- What you are asked to do
List the lines of this listing that hold the word "marker".

[Records that describe figures]
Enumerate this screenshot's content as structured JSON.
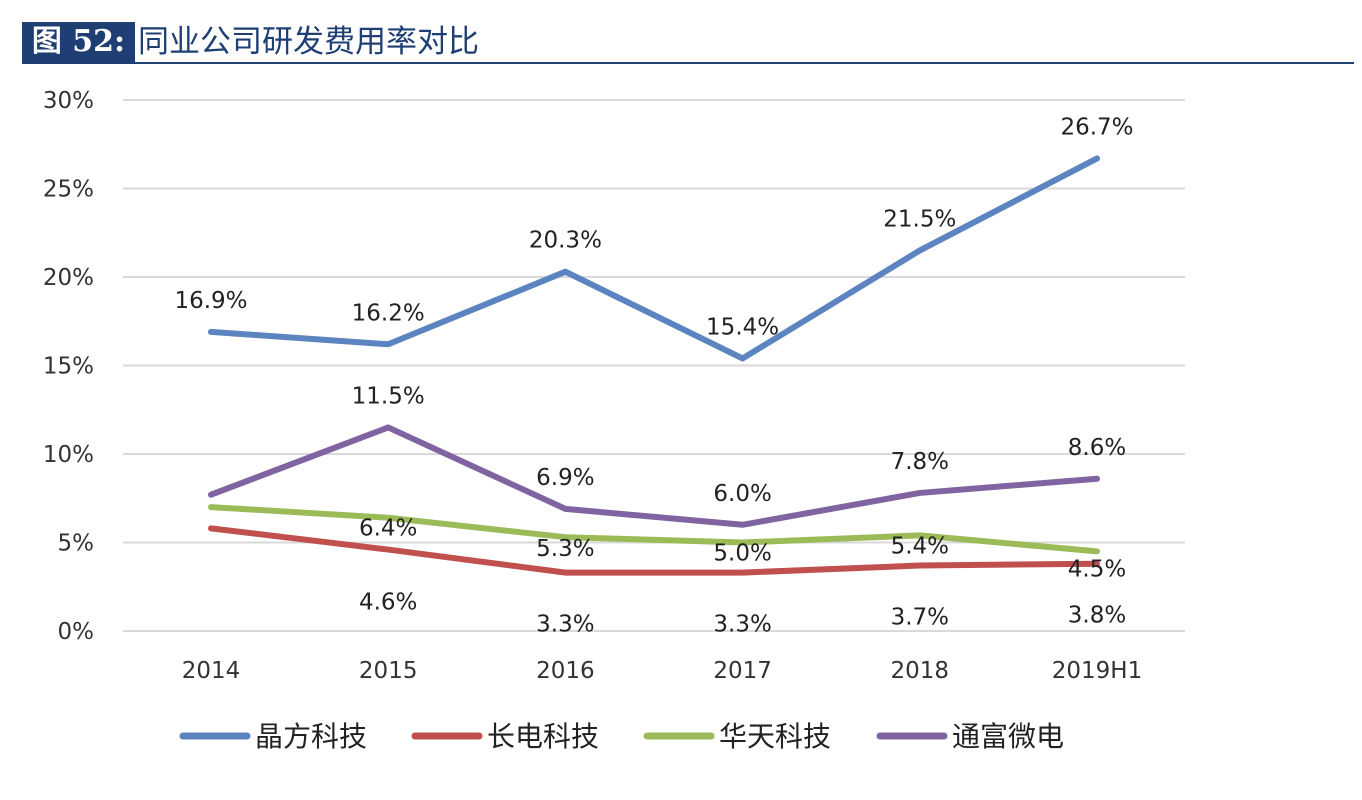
{
  "figure": {
    "label": "图 52:",
    "title": "同业公司研发费用率对比"
  },
  "chart_data": {
    "type": "line",
    "categories": [
      "2014",
      "2015",
      "2016",
      "2017",
      "2018",
      "2019H1"
    ],
    "ylim": [
      0,
      30
    ],
    "yticks": [
      0,
      5,
      10,
      15,
      20,
      25,
      30
    ],
    "ytick_labels": [
      "0%",
      "5%",
      "10%",
      "15%",
      "20%",
      "25%",
      "30%"
    ],
    "grid": true,
    "legend_position": "bottom",
    "series": [
      {
        "name": "晶方科技",
        "color": "#5b84c0",
        "values": [
          16.9,
          16.2,
          20.3,
          15.4,
          21.5,
          26.7
        ],
        "labels": [
          "16.9%",
          "16.2%",
          "20.3%",
          "15.4%",
          "21.5%",
          "26.7%"
        ],
        "label_visible": [
          true,
          true,
          true,
          true,
          true,
          true
        ]
      },
      {
        "name": "长电科技",
        "color": "#c0504d",
        "values": [
          5.8,
          4.6,
          3.3,
          3.3,
          3.7,
          3.8
        ],
        "labels": [
          "5.8%",
          "4.6%",
          "3.3%",
          "3.3%",
          "3.7%",
          "3.8%"
        ],
        "label_visible": [
          false,
          true,
          true,
          true,
          true,
          true
        ]
      },
      {
        "name": "华天科技",
        "color": "#9bbb59",
        "values": [
          7.0,
          6.4,
          5.3,
          5.0,
          5.4,
          4.5
        ],
        "labels": [
          "7.0%",
          "6.4%",
          "5.3%",
          "5.0%",
          "5.4%",
          "4.5%"
        ],
        "label_visible": [
          false,
          true,
          true,
          true,
          true,
          true
        ]
      },
      {
        "name": "通富微电",
        "color": "#8064a2",
        "values": [
          7.7,
          11.5,
          6.9,
          6.0,
          7.8,
          8.6
        ],
        "labels": [
          "7.7%",
          "11.5%",
          "6.9%",
          "6.0%",
          "7.8%",
          "8.6%"
        ],
        "label_visible": [
          false,
          true,
          true,
          true,
          true,
          true
        ]
      }
    ]
  }
}
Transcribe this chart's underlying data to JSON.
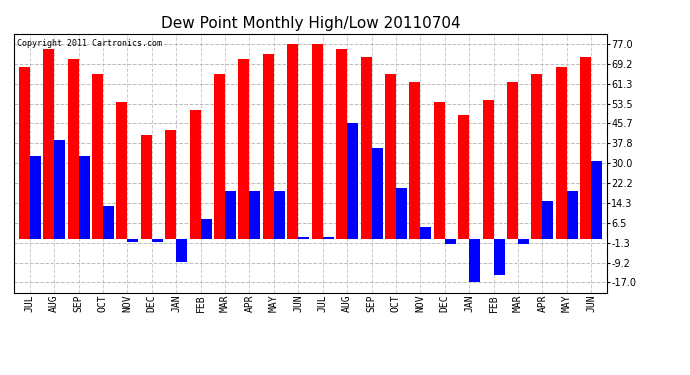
{
  "title": "Dew Point Monthly High/Low 20110704",
  "copyright": "Copyright 2011 Cartronics.com",
  "months": [
    "JUL",
    "AUG",
    "SEP",
    "OCT",
    "NOV",
    "DEC",
    "JAN",
    "FEB",
    "MAR",
    "APR",
    "MAY",
    "JUN",
    "JUL",
    "AUG",
    "SEP",
    "OCT",
    "NOV",
    "DEC",
    "JAN",
    "FEB",
    "MAR",
    "APR",
    "MAY",
    "JUN"
  ],
  "highs": [
    68,
    75,
    71,
    65,
    54,
    41,
    43,
    51,
    65,
    71,
    73,
    77,
    77,
    75,
    72,
    65,
    62,
    54,
    49,
    55,
    62,
    65,
    68,
    72
  ],
  "lows": [
    33,
    39,
    33,
    13,
    -1,
    -1,
    -9,
    8,
    19,
    19,
    19,
    1,
    1,
    46,
    36,
    20,
    5,
    -2,
    -17,
    -14,
    -2,
    15,
    19,
    31
  ],
  "bar_color_high": "#ff0000",
  "bar_color_low": "#0000ff",
  "yticks": [
    -17.0,
    -9.2,
    -1.3,
    6.5,
    14.3,
    22.2,
    30.0,
    37.8,
    45.7,
    53.5,
    61.3,
    69.2,
    77.0
  ],
  "ylim": [
    -21,
    81
  ],
  "background_color": "#ffffff",
  "grid_color": "#aaaaaa",
  "title_fontsize": 11,
  "figsize": [
    6.9,
    3.75
  ],
  "dpi": 100
}
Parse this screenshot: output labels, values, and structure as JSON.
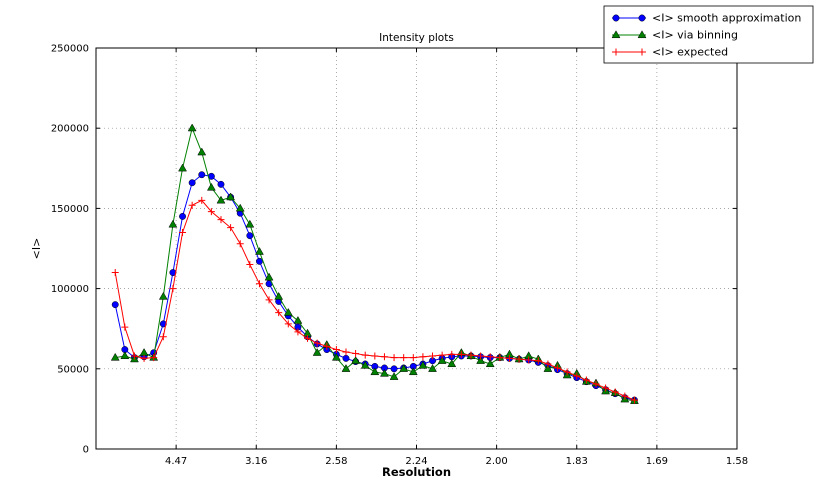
{
  "figure": {
    "background": "#ffffff"
  },
  "chart_data": {
    "type": "line",
    "title": "Intensity plots",
    "xlabel": "Resolution",
    "ylabel": "<I>",
    "grid": "dotted",
    "legend_position": "upper right (overlapping top of axes)",
    "x_axis": {
      "note_unit": "resolution ticks spaced linearly in 1/d^2",
      "lim": [
        0.0,
        0.4
      ],
      "tick_positions": [
        0.05,
        0.1,
        0.15,
        0.2,
        0.25,
        0.3,
        0.35,
        0.4
      ],
      "tick_labels": [
        "4.47",
        "3.16",
        "2.58",
        "2.24",
        "2.00",
        "1.83",
        "1.69",
        "1.58"
      ]
    },
    "y_axis": {
      "lim": [
        0,
        250000
      ],
      "tick_positions": [
        0,
        50000,
        100000,
        150000,
        200000,
        250000
      ],
      "tick_labels": [
        "0",
        "50000",
        "100000",
        "150000",
        "200000",
        "250000"
      ]
    },
    "x": [
      0.012,
      0.018,
      0.024,
      0.03,
      0.036,
      0.042,
      0.048,
      0.054,
      0.06,
      0.066,
      0.072,
      0.078,
      0.084,
      0.09,
      0.096,
      0.102,
      0.108,
      0.114,
      0.12,
      0.126,
      0.132,
      0.138,
      0.144,
      0.15,
      0.156,
      0.162,
      0.168,
      0.174,
      0.18,
      0.186,
      0.192,
      0.198,
      0.204,
      0.21,
      0.216,
      0.222,
      0.228,
      0.234,
      0.24,
      0.246,
      0.252,
      0.258,
      0.264,
      0.27,
      0.276,
      0.282,
      0.288,
      0.294,
      0.3,
      0.306,
      0.312,
      0.318,
      0.324,
      0.33,
      0.336
    ],
    "series": [
      {
        "name": "<I> smooth approximation",
        "color": "#0000ff",
        "marker": "circle",
        "values": [
          90000,
          62000,
          57000,
          57500,
          60000,
          78000,
          110000,
          145000,
          166000,
          171000,
          170000,
          165000,
          157000,
          147000,
          133000,
          117000,
          103000,
          92000,
          83000,
          76000,
          70000,
          65500,
          62000,
          59000,
          56500,
          54500,
          53000,
          51500,
          50500,
          50000,
          50500,
          51500,
          53000,
          55000,
          56500,
          57500,
          58000,
          58000,
          57500,
          57000,
          57000,
          56500,
          56000,
          55500,
          54000,
          52000,
          49500,
          47000,
          44500,
          42000,
          39500,
          37000,
          34500,
          32000,
          30500
        ]
      },
      {
        "name": "<I> via binning",
        "color": "#008000",
        "marker": "triangle",
        "values": [
          57000,
          58000,
          56000,
          60000,
          57000,
          95000,
          140000,
          175000,
          200000,
          185000,
          163000,
          155000,
          157000,
          150000,
          140000,
          123000,
          107000,
          95000,
          85000,
          80000,
          72000,
          60000,
          65000,
          57000,
          50000,
          55000,
          52000,
          48000,
          47000,
          45000,
          50000,
          48000,
          52000,
          50000,
          55000,
          53000,
          60000,
          58000,
          55000,
          53000,
          57000,
          59000,
          56000,
          58000,
          56000,
          50000,
          52000,
          46000,
          47000,
          42000,
          41000,
          36000,
          35000,
          31000,
          30000
        ]
      },
      {
        "name": "<I> expected",
        "color": "#ff0000",
        "marker": "plus",
        "values": [
          110000,
          76000,
          58000,
          56500,
          57000,
          70000,
          100000,
          135000,
          152000,
          155000,
          148000,
          143000,
          138000,
          128000,
          115000,
          103000,
          93000,
          85000,
          78000,
          73000,
          69000,
          66000,
          64000,
          62000,
          60500,
          59500,
          58500,
          58000,
          57500,
          57000,
          57000,
          57000,
          57500,
          58000,
          58500,
          59000,
          59000,
          58500,
          58000,
          57500,
          57000,
          56500,
          56000,
          55500,
          55000,
          53000,
          50500,
          48000,
          45500,
          43000,
          40500,
          38000,
          35500,
          33000,
          30500
        ]
      }
    ]
  }
}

- Exercise response
        "marker": "circle",
        "marker": "triangle",
        "marker": "plus",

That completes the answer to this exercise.